▸ **PROBLEM DETAILS**
Read the lines below and count those that have the word "this". Respond with the number only.
━━━━━━━━━━━━━━━━
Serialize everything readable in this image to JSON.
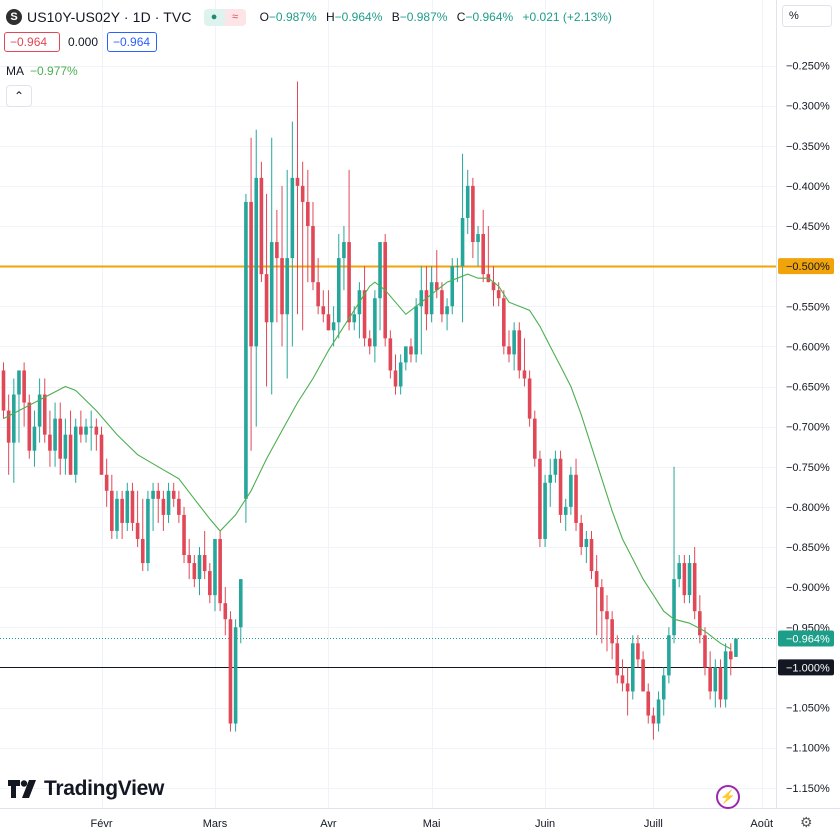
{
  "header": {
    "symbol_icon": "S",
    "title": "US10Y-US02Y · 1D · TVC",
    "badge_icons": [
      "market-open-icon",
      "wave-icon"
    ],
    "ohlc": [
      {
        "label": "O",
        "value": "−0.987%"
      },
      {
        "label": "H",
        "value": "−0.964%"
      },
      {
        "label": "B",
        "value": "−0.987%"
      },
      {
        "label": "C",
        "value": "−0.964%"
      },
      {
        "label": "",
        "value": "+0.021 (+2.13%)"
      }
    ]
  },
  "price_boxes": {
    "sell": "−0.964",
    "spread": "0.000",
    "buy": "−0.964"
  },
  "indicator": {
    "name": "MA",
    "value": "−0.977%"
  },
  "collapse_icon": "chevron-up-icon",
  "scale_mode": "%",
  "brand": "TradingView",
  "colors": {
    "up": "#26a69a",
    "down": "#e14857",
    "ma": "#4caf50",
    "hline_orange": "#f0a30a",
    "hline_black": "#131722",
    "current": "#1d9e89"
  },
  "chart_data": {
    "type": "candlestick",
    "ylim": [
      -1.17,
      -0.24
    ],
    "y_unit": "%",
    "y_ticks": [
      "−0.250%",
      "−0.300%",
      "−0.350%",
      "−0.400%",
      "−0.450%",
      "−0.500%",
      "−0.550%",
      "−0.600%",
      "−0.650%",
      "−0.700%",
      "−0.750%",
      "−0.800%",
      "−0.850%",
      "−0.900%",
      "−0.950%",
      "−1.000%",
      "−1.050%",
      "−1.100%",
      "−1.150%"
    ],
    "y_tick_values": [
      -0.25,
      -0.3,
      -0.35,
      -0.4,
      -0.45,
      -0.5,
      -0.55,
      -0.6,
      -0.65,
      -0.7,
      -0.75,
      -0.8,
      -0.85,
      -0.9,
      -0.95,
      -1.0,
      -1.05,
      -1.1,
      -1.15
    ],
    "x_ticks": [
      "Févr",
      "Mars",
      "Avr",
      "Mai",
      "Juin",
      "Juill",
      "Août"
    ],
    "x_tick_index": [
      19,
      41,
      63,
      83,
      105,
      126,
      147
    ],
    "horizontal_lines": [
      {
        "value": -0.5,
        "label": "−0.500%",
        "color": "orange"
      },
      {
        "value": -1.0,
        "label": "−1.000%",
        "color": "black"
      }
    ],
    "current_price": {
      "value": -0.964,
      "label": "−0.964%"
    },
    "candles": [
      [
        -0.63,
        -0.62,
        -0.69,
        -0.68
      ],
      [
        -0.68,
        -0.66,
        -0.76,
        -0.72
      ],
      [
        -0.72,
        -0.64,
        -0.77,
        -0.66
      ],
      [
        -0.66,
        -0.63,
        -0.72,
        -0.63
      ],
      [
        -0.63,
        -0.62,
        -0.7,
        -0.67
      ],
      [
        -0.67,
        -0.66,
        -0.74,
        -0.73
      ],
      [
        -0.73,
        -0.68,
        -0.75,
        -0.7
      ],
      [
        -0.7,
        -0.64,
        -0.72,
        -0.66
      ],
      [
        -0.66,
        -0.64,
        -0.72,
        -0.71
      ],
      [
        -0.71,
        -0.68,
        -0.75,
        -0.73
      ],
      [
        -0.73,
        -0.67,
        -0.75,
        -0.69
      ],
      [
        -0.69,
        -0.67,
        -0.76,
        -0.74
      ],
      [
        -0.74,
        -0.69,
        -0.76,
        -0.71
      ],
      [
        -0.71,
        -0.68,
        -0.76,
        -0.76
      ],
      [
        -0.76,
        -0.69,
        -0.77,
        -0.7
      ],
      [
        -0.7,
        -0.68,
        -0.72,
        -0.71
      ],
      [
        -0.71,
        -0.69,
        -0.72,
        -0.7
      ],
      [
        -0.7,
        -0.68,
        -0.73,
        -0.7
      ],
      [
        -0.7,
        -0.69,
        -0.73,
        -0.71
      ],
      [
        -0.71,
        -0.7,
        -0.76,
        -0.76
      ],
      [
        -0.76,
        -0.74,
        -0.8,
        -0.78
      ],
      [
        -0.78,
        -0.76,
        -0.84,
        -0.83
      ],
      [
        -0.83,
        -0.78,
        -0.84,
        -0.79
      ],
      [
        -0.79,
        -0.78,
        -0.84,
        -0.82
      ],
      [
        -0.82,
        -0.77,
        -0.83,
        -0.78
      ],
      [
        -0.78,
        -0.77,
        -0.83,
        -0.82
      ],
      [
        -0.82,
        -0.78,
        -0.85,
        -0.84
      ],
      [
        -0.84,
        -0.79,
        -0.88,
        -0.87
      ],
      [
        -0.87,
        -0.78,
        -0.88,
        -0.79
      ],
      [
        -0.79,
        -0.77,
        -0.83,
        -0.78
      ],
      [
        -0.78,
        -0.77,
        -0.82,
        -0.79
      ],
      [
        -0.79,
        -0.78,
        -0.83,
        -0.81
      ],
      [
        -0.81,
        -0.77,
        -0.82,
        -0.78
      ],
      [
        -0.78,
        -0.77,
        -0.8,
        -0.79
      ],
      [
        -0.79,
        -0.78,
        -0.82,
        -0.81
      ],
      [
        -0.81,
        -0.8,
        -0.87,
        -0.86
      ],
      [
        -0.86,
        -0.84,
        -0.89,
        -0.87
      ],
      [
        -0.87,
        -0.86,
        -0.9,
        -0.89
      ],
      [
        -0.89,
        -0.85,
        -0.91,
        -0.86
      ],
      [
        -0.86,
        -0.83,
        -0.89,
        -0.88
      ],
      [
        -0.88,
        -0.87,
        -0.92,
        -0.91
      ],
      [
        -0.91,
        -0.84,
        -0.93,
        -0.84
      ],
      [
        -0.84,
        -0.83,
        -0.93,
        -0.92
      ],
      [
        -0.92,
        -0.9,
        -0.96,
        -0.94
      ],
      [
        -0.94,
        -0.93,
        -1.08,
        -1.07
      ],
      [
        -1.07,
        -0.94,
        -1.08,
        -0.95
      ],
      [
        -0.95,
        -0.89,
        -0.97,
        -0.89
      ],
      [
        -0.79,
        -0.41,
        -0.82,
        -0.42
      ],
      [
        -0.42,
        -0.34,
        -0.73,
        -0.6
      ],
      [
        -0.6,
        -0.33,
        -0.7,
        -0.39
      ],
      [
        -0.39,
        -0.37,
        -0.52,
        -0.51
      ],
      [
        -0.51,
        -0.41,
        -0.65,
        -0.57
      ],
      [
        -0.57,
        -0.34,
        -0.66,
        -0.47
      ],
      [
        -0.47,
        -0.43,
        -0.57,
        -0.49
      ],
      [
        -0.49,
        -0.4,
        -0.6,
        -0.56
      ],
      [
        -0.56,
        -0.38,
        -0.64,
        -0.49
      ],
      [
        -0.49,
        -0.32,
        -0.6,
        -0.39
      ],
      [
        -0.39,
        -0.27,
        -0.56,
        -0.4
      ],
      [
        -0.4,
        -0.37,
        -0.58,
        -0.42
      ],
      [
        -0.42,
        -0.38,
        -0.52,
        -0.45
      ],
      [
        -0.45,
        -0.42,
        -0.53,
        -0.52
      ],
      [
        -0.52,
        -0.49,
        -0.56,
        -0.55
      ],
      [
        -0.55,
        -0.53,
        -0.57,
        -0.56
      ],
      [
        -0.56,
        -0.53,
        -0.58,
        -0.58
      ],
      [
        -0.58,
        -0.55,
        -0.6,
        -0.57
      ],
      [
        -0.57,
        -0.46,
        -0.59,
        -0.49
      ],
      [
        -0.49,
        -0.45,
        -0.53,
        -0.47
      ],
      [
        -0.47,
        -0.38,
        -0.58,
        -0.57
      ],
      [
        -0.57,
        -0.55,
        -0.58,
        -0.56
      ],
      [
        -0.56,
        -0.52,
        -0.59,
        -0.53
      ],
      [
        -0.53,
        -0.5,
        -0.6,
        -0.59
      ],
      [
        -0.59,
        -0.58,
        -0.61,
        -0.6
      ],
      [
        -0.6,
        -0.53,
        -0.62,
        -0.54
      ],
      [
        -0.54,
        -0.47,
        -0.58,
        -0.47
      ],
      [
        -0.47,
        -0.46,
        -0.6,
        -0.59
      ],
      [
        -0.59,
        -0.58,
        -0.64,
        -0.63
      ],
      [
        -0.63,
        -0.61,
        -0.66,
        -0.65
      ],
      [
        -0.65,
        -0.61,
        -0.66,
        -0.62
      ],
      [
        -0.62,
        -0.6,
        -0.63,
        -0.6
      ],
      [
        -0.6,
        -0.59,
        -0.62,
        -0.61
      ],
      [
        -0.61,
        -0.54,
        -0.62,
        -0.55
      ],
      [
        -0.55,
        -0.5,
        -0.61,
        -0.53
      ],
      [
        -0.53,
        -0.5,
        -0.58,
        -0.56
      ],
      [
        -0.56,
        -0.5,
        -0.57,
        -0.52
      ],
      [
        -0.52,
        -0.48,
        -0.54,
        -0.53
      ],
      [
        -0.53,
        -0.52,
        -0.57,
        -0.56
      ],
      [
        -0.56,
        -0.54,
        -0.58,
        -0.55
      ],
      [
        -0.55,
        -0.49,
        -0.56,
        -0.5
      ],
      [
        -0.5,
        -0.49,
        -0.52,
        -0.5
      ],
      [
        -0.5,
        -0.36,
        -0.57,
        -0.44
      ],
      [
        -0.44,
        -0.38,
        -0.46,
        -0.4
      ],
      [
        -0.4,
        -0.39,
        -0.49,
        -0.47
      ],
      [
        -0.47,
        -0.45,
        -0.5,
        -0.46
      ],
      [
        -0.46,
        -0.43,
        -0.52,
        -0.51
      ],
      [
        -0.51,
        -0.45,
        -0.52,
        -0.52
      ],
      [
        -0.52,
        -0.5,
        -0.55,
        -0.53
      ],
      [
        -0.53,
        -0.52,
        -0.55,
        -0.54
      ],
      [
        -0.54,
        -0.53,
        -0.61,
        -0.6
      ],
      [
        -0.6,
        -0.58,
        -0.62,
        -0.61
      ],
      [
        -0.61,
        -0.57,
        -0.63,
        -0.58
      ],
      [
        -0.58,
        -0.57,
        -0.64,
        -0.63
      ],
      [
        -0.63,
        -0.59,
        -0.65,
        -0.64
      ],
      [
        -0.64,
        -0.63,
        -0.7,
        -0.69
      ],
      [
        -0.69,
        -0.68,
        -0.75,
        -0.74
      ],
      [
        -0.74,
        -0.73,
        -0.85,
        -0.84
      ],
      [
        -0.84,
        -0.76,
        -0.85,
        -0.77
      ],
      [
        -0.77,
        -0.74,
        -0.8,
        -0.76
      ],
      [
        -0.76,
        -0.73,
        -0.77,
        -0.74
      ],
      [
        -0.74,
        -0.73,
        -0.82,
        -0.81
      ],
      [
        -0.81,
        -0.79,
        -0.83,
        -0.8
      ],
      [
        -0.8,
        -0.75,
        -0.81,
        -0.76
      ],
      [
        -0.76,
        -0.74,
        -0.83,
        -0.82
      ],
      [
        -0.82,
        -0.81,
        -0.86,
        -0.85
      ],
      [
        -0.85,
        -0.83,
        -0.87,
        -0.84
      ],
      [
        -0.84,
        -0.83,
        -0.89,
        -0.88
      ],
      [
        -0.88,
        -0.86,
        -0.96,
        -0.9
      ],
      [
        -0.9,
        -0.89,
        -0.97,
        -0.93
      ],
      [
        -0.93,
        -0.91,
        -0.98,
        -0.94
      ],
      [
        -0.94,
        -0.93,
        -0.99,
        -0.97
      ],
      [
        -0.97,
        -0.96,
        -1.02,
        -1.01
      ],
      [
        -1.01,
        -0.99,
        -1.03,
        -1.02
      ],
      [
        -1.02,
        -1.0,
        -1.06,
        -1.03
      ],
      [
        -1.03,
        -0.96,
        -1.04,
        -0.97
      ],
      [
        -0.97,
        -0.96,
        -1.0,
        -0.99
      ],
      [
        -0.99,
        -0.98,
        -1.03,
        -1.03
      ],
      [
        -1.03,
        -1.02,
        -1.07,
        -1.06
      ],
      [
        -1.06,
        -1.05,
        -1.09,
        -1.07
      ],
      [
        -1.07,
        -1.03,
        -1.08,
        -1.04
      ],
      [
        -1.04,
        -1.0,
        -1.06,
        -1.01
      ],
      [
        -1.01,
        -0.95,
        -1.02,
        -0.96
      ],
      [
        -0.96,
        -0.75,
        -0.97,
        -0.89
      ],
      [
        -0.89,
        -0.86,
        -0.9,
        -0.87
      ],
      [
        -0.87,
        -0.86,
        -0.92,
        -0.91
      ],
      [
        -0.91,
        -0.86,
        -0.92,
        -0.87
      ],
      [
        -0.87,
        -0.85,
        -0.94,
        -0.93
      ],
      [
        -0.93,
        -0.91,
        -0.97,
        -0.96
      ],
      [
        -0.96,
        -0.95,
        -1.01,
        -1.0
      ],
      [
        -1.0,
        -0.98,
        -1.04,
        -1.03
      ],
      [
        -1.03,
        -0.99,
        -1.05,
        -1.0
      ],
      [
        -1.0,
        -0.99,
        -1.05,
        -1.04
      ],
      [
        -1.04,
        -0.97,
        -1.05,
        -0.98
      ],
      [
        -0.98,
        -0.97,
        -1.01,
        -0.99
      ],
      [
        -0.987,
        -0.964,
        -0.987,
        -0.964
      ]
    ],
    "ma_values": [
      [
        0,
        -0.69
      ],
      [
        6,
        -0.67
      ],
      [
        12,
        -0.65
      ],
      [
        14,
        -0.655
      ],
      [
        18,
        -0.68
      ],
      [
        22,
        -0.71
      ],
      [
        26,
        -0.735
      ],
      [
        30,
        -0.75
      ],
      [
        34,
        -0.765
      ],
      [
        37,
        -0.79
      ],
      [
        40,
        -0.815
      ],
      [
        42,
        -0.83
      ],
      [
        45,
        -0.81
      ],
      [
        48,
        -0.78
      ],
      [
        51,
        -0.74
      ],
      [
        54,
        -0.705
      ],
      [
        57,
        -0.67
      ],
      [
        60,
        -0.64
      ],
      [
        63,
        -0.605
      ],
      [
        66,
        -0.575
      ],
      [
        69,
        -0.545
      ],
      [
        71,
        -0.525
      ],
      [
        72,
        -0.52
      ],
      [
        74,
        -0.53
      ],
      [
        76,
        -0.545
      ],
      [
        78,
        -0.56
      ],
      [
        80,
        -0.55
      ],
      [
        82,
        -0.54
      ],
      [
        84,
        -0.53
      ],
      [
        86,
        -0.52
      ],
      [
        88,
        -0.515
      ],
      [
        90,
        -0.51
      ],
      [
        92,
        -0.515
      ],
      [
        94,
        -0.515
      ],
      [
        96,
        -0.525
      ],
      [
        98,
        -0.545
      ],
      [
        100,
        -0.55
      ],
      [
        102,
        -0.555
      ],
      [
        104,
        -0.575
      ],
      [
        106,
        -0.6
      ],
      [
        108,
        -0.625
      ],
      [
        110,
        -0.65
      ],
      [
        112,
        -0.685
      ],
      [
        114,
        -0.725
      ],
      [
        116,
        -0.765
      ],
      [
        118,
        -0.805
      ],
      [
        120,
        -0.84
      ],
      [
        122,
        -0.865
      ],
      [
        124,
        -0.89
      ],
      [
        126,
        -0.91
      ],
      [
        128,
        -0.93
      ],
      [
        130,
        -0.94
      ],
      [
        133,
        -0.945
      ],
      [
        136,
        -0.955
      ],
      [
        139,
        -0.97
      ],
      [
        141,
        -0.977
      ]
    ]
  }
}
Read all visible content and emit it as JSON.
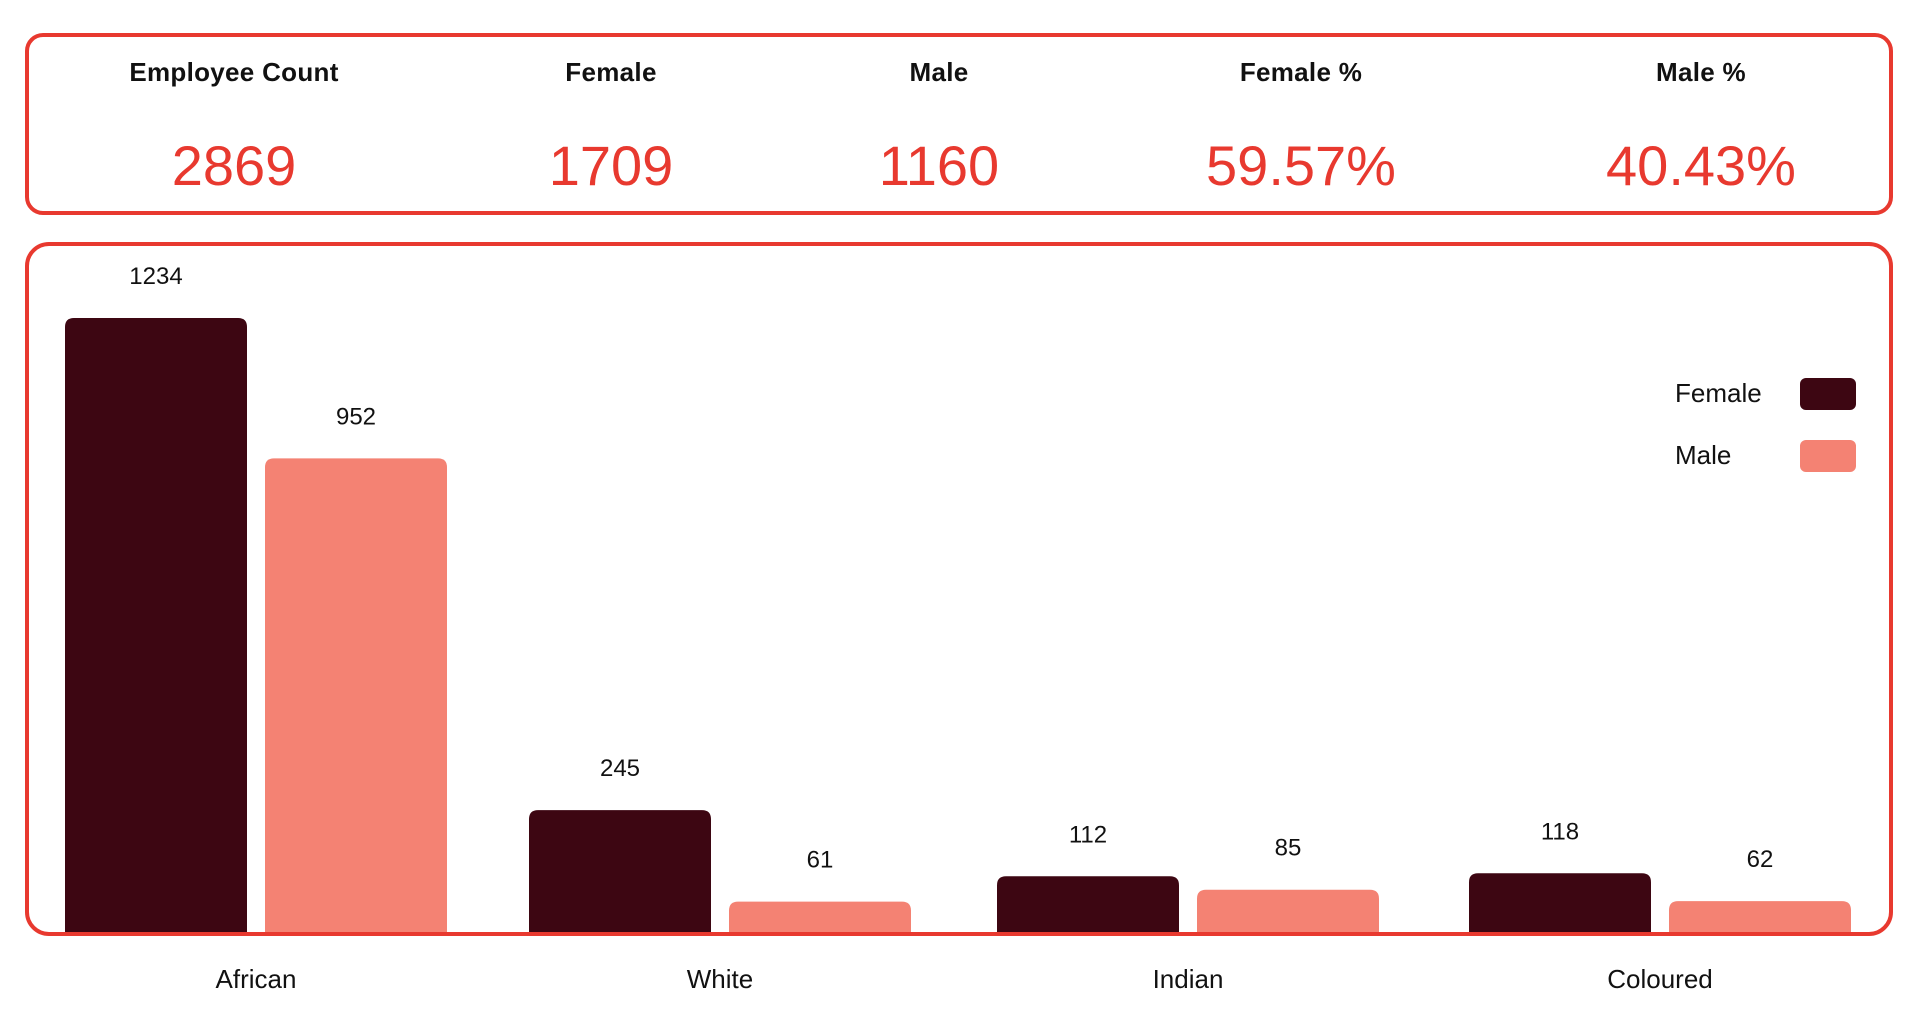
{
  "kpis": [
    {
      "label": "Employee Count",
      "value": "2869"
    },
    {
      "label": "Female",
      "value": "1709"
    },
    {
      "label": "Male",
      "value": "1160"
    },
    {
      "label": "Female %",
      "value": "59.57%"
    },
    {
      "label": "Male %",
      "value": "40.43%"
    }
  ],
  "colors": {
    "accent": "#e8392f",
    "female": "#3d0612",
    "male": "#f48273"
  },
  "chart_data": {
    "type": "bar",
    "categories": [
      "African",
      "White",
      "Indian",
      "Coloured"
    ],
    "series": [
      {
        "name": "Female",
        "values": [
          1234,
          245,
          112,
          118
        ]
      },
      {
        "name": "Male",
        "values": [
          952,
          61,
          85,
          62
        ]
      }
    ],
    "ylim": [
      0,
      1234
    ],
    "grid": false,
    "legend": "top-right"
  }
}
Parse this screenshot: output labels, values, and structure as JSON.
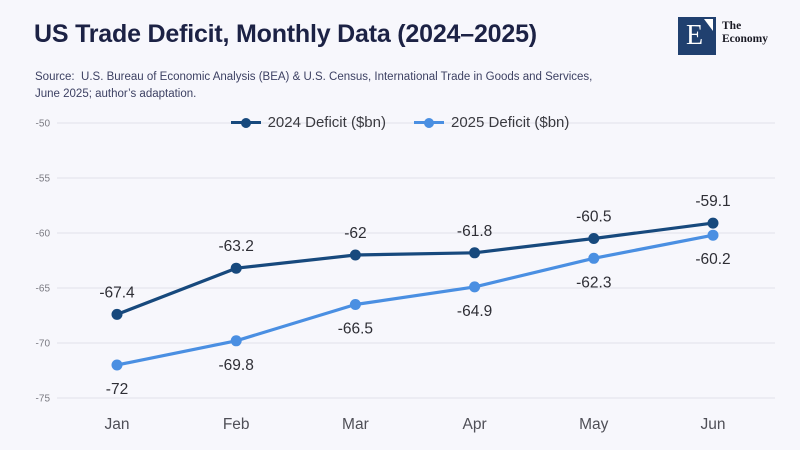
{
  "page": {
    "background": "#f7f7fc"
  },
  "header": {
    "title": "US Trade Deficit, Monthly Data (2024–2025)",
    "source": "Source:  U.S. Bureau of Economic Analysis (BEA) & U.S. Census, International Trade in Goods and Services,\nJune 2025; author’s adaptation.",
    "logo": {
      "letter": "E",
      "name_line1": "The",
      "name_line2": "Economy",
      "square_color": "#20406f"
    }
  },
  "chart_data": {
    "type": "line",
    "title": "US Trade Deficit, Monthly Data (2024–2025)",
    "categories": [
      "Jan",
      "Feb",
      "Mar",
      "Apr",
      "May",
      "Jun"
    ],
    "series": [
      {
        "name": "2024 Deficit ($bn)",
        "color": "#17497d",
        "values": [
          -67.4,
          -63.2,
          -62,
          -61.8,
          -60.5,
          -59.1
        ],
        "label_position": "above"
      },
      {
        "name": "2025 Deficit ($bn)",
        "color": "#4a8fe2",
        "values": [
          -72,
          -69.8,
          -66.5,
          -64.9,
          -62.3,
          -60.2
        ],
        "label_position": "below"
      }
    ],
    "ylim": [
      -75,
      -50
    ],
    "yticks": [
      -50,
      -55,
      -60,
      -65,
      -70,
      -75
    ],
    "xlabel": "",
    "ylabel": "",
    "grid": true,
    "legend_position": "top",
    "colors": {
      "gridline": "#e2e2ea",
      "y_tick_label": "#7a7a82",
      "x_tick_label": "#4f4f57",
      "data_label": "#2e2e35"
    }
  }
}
━━━━━━━━━━━━━━━━
▸ **CORRECT ANSWER**
2